-- begin SUPPLIED TEXT --
The reduction in net interest expense is driven by the significant paydown on our revolver. Adjusted EBITDA from continuing operations for the first quarter of 2019 was $43.8 million compared to adjusted EBITDA from continuing operations of $13.7 million in the first quarter of 2018. Next, we turn to our balance sheet, where in March 31, 2019, we had $123 million in cash. During the quarter, we paid down the remaining borrowings on our revolver.

Our net debt, at March 31, 2019, was $199.2 million. Our total capital expenditures for the quarter were $7.7 million. As noted in our last earnings announcement, last year the company purchased a clamshell dredge from a competitor who is exiting that market. We made the final payment on this dredge in April of 2019 in the amount of $10 million.

As we announced earlier this year, we expect to divest of our environmental and infrastructure business in the first half of 2019. We are currently working through the process. As a result of that decision, we have placed the E&I business in the discontinued operations for accounting purposes. During the first quarter of 2019, net loss from discontinued operations was $3.5 million compared to a net loss from discontinued operations of $2.3 million in the first quarter of 2018.

Contracted backlog in March 31, 2019 totaled $575 million compared to backlog at December 31 of 2018 of $707 million. The high revenues in project performance in the first quarter combined with the low domestic bid market caused this anticipated drop in backlog. With that, I will turn the call back over to Lasse for his remarks on the outlook moving forward.

Lasse Petterson -- Chief Executive Officer

Thank you, Mark. As noted previously, we expect the domestic bid market to be robust in the second half of the year. Our focus will remain on the large and technically challenging port deepening projects, major coastal restoration projects and channel deepening projects driven by new energy export facilities on the Gulf Coast, projects where we can excel with our technical expertise, experience and diverse fleet. Several additional phases of deepening work on projects where we are already working are expected to bid in the second half of 2019 such as Charleston, Savannah and Corpus Christi.

We also expect to bid on new projects in the ports of Norfolk and Freeport, Texas. And we expect to bid large coastal protection projects in Mississippi and Louisiana. Finally, as noted in our previous earnings call, the U.S. Senate Committee on Appropriations passed supplemental appropriations in 2018 for disaster relief and recovery, which included $17.4 billion for the corps to fund projects, projects that will reduce the risk of future damage from flood and storm events.

And some estimate indicates as much as $1.8 billion of this work will be dredging related. At the end of 2018, Congress passed an additional $1.7 billion of supplemental appropriations for disaster relief funding as a result of Hurricane Florence. We have not yet seen any bidding activities from these funds but expect movement on these projects in the second half of the year. The international market remains low.
-- end SUPPLIED TEXT --
# [TASK SET]
1. According to the earnings call excerpt, how much contracted backlog did the company have at March 31, 2019?
2. Continue the earnings call excerpt about the dredging business from its final sentence.
The material has no part in this work.
-- begin PROVIDED DATA --
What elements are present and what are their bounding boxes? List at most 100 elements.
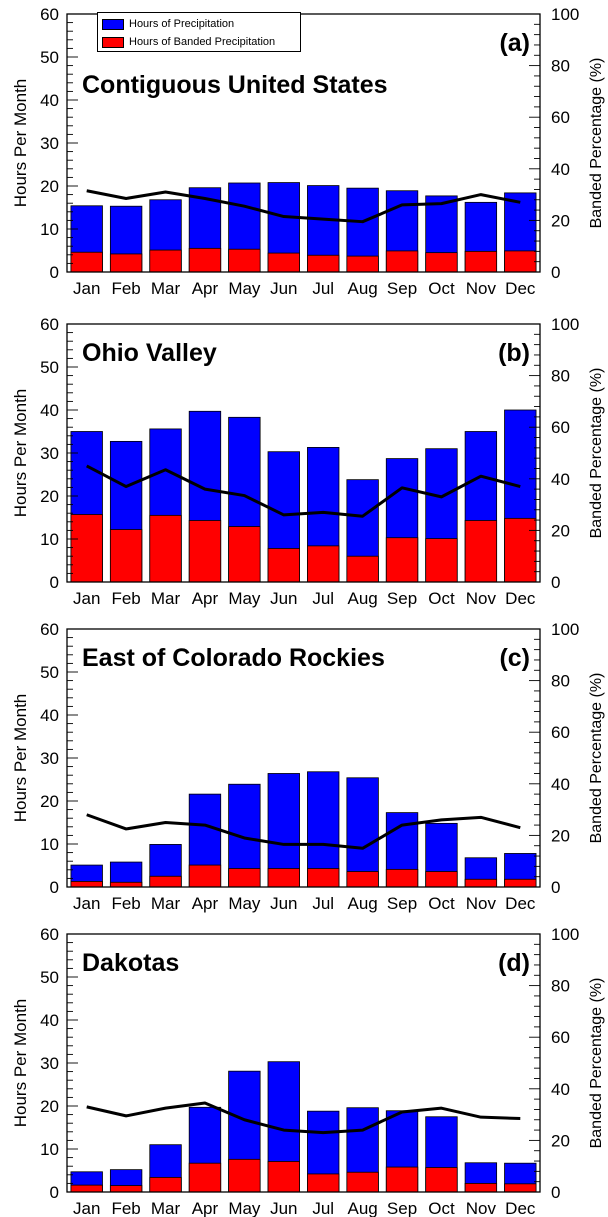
-- end PROVIDED DATA --
# [SOLVED TASKS]
1. $575 million

2.
We are currently working on a large-scale land reclamation project in Bahrain, keeping our two dredges there busy. As you recall, in 2018, we moved one large cutter dredge and one clamshell dredge back to participate in the active U.S. market with good results. In conclusion, the first quarter 2019 was excellent.

It was an excellent start to what we believe to be another active year for Great Lakes. With solid projects in backlog and a strong outlook for the domestic market, we believe 2019, even with the planned dry docks, will continue the success we saw in 2018. The changes we implemented have significantly improved our productivity and results, and we are now in a position to make timely, prudent investments in our fleet, enhancing the current assets and planning for future additions. We remain steadfast to deliver projects safely on time and on budget, resulting in quality work to our clients, a safe working environment for our employees and improved positive returns for our shareholders.

And with that, I'll turn the call over for questions. 

Questions and Answers:

Operator

[Operator instructions] Our first question comes from the line of Poe Fratt with NOBLE Capital Markets.

Poe Fratt -- Noble Capital Markets -- Analyst

I wanted to, one, from a top-down standpoint, just ask whether your total market outlook of $1.6 billion, it's down a little bit from 2018, does that include the LNG projects that you highlighted in the press release? And could you sort of quantify the impact of those LNG projects as you look at 2019 and maybe 2020?

Lasse Petterson -- Chief Executive Officer

Yes. The bid market does include those export facilities deepening projects. The interesting part for us on this is that it is new clients that are coming to the markets. So it is energy companies that diversify our client portfolio so that we have commercial clients in addition to the Corps of Engineers.

I'll ask Mark to comment on the quantification of this for this and next year.

Mark Marinko -- Chief Financial Officer

Yes. So we estimate in that $1.6 million, about $200 million of bidding this year related to the LNG opportunities.

Poe Fratt -- Noble Capital Markets -- Analyst

Great. And then if we could just look at the quarter a little bit more granularly, the dry dock deferral, what impact did that have on the first quarter? Can you quantify that impact?

Mark Marinko -- Chief Financial Officer

Yes. It was about $5 million.

Poe Fratt -- Noble Capital Markets -- Analyst

And looking at the second and third quarter, would the positive from the first quarter in a sense be a commensurate negative for the second and third quarter? Or sort of can you help me understand how that's going to impact the second and third quarter, Mark?

Mark Marinko -- Chief Financial Officer

Yes. Both of those dredges that we deferred are going to go in the dry dock in second quarter so it will impact second quarter.

Poe Fratt -- Noble Capital Markets -- Analyst

To the same extent?

Mark Marinko -- Chief Financial Officer

Correct.

Poe Fratt -- Noble Capital Markets -- Analyst

OK. And then, if you look at the -- you highlighted the productivity and the early completion. Can you quantify the impact of Tampa Bay and whether there were any project adjustments because you were so well ahead of schedule?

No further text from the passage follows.